* EXTRACTED INFORMATION:
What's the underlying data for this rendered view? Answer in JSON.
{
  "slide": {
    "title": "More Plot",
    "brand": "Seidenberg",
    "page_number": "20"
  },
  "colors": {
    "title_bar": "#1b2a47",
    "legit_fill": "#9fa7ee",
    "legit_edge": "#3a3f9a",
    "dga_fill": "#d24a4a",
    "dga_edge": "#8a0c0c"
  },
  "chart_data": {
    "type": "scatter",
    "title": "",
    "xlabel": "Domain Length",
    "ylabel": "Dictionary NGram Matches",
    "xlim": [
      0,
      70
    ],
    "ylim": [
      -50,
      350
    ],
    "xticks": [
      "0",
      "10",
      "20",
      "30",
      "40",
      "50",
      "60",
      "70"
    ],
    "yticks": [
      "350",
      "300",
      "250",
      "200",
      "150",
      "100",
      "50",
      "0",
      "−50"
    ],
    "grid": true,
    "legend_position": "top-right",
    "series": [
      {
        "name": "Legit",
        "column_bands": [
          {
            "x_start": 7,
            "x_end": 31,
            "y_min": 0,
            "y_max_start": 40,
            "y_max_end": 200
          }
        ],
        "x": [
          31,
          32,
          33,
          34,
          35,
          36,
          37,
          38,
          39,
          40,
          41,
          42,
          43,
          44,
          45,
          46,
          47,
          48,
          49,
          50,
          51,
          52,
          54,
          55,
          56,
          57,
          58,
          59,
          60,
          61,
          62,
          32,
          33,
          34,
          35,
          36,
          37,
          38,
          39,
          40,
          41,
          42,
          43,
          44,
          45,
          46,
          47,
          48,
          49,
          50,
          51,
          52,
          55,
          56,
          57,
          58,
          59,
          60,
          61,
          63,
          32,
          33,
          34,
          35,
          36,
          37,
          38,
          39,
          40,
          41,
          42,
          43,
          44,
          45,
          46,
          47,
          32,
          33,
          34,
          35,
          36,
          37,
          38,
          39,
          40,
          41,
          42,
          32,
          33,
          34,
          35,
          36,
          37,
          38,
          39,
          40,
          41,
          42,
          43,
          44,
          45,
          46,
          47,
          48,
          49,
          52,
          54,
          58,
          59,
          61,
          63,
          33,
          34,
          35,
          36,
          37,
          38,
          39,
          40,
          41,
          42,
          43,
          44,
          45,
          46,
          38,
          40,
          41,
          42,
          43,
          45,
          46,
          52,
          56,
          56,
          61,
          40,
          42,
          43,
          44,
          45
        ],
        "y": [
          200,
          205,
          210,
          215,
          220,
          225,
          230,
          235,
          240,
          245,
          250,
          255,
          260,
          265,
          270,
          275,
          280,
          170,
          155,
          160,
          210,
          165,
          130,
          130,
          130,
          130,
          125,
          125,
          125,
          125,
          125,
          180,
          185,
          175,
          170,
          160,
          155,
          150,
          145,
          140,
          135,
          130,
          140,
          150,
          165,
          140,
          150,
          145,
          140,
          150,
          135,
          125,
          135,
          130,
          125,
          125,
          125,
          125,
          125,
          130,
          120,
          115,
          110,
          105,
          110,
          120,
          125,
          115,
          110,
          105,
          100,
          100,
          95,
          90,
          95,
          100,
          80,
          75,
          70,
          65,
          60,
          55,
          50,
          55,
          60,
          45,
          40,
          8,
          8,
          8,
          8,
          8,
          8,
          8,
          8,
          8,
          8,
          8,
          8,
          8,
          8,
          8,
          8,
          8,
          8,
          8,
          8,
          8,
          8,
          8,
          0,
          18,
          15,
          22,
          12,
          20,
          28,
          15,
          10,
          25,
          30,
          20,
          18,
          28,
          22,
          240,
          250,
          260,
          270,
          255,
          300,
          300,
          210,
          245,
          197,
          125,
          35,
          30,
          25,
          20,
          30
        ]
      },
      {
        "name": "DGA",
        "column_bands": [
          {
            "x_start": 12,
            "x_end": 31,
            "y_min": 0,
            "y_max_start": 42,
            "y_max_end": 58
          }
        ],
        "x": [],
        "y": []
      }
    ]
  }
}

* DESCRIPTION OF THE TASK: Copy the material above back out, exactly as written.

* ANSWER TO THIS TASK:
What's the underlying data for this rendered view? Answer in JSON.
{
  "slide": {
    "title": "More Plot",
    "brand": "Seidenberg",
    "page_number": "20"
  },
  "colors": {
    "title_bar": "#1b2a47",
    "legit_fill": "#9fa7ee",
    "legit_edge": "#3a3f9a",
    "dga_fill": "#d24a4a",
    "dga_edge": "#8a0c0c"
  },
  "chart_data": {
    "type": "scatter",
    "title": "",
    "xlabel": "Domain Length",
    "ylabel": "Dictionary NGram Matches",
    "xlim": [
      0,
      70
    ],
    "ylim": [
      -50,
      350
    ],
    "xticks": [
      "0",
      "10",
      "20",
      "30",
      "40",
      "50",
      "60",
      "70"
    ],
    "yticks": [
      "350",
      "300",
      "250",
      "200",
      "150",
      "100",
      "50",
      "0",
      "−50"
    ],
    "grid": true,
    "legend_position": "top-right",
    "series": [
      {
        "name": "Legit",
        "column_bands": [
          {
            "x_start": 7,
            "x_end": 31,
            "y_min": 0,
            "y_max_start": 40,
            "y_max_end": 200
          }
        ],
        "x": [
          31,
          32,
          33,
          34,
          35,
          36,
          37,
          38,
          39,
          40,
          41,
          42,
          43,
          44,
          45,
          46,
          47,
          48,
          49,
          50,
          51,
          52,
          54,
          55,
          56,
          57,
          58,
          59,
          60,
          61,
          62,
          32,
          33,
          34,
          35,
          36,
          37,
          38,
          39,
          40,
          41,
          42,
          43,
          44,
          45,
          46,
          47,
          48,
          49,
          50,
          51,
          52,
          55,
          56,
          57,
          58,
          59,
          60,
          61,
          63,
          32,
          33,
          34,
          35,
          36,
          37,
          38,
          39,
          40,
          41,
          42,
          43,
          44,
          45,
          46,
          47,
          32,
          33,
          34,
          35,
          36,
          37,
          38,
          39,
          40,
          41,
          42,
          32,
          33,
          34,
          35,
          36,
          37,
          38,
          39,
          40,
          41,
          42,
          43,
          44,
          45,
          46,
          47,
          48,
          49,
          52,
          54,
          58,
          59,
          61,
          63,
          33,
          34,
          35,
          36,
          37,
          38,
          39,
          40,
          41,
          42,
          43,
          44,
          45,
          46,
          38,
          40,
          41,
          42,
          43,
          45,
          46,
          52,
          56,
          56,
          61,
          40,
          42,
          43,
          44,
          45
        ],
        "y": [
          200,
          205,
          210,
          215,
          220,
          225,
          230,
          235,
          240,
          245,
          250,
          255,
          260,
          265,
          270,
          275,
          280,
          170,
          155,
          160,
          210,
          165,
          130,
          130,
          130,
          130,
          125,
          125,
          125,
          125,
          125,
          180,
          185,
          175,
          170,
          160,
          155,
          150,
          145,
          140,
          135,
          130,
          140,
          150,
          165,
          140,
          150,
          145,
          140,
          150,
          135,
          125,
          135,
          130,
          125,
          125,
          125,
          125,
          125,
          130,
          120,
          115,
          110,
          105,
          110,
          120,
          125,
          115,
          110,
          105,
          100,
          100,
          95,
          90,
          95,
          100,
          80,
          75,
          70,
          65,
          60,
          55,
          50,
          55,
          60,
          45,
          40,
          8,
          8,
          8,
          8,
          8,
          8,
          8,
          8,
          8,
          8,
          8,
          8,
          8,
          8,
          8,
          8,
          8,
          8,
          8,
          8,
          8,
          8,
          8,
          0,
          18,
          15,
          22,
          12,
          20,
          28,
          15,
          10,
          25,
          30,
          20,
          18,
          28,
          22,
          240,
          250,
          260,
          270,
          255,
          300,
          300,
          210,
          245,
          197,
          125,
          35,
          30,
          25,
          20,
          30
        ]
      },
      {
        "name": "DGA",
        "column_bands": [
          {
            "x_start": 12,
            "x_end": 31,
            "y_min": 0,
            "y_max_start": 42,
            "y_max_end": 58
          }
        ],
        "x": [],
        "y": []
      }
    ]
  }
}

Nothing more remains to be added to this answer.